** BEGIN INFORMATION GIVEN **
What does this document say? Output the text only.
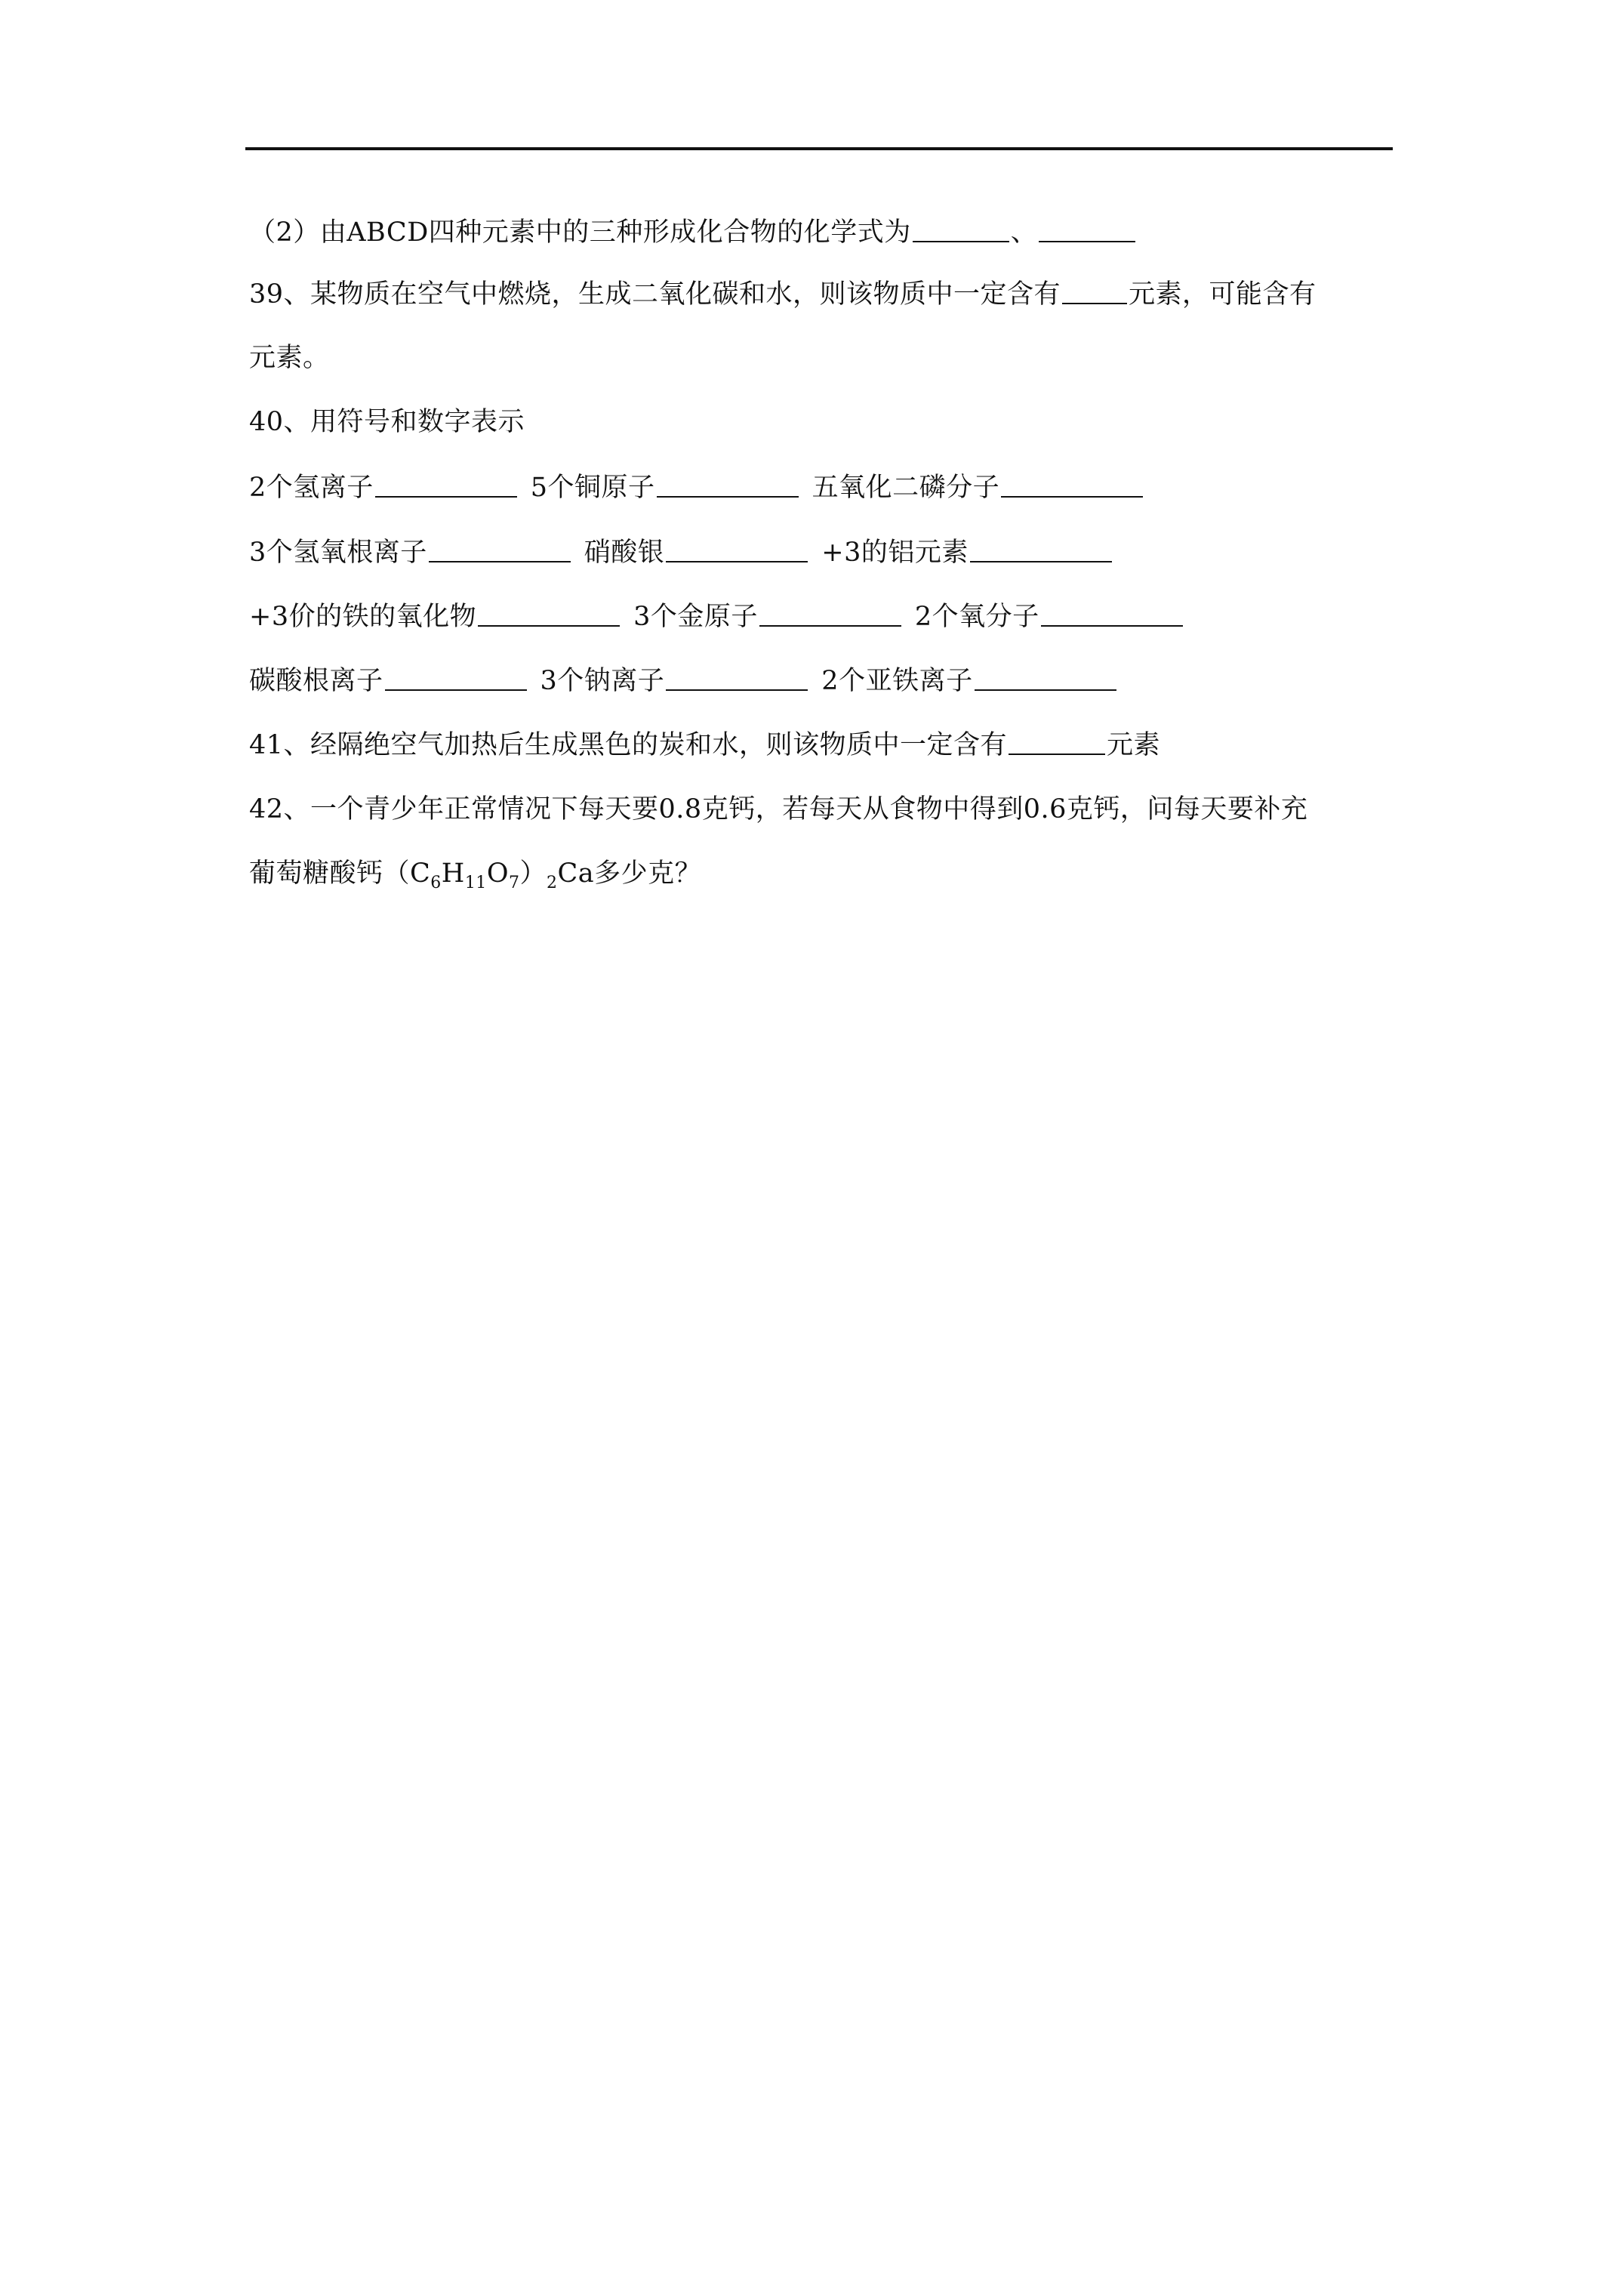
（2）由ABCD四种元素中的三种形成化合物的化学式为	、
39、某物质在空气中燃烧，生成二氧化碳和水，则该物质中一定含有	元素，可能含有
元素。
40、用符号和数字表示
2个氢离子	5个铜原子	五氧化二磷分子
3个氢氧根离子	硝酸银	+3的铝元素
+3价的铁的氧化物	3个金原子	2个氧分子
碳酸根离子	3个钠离子	2个亚铁离子
41、经隔绝空气加热后生成黑色的炭和水，则该物质中一定含有	元素
42、一个青少年正常情况下每天要0.8克钙，若每天从食物中得到0.6克钙，问每天要补充
葡萄糖酸钙$(C_6H_{11}O_7)_2Ca$多少克？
** END INFORMATION GIVEN **
#### SHORT PROBLEM
Where a line in the material contains "则该物质中一定含有", copy that line.

#### SOLUTION FOR THIS TASK
39、某物质在空气中燃烧，生成二氧化碳和水，则该物质中一定含有	元素，可能含有
41、经隔绝空气加热后生成黑色的炭和水，则该物质中一定含有	元素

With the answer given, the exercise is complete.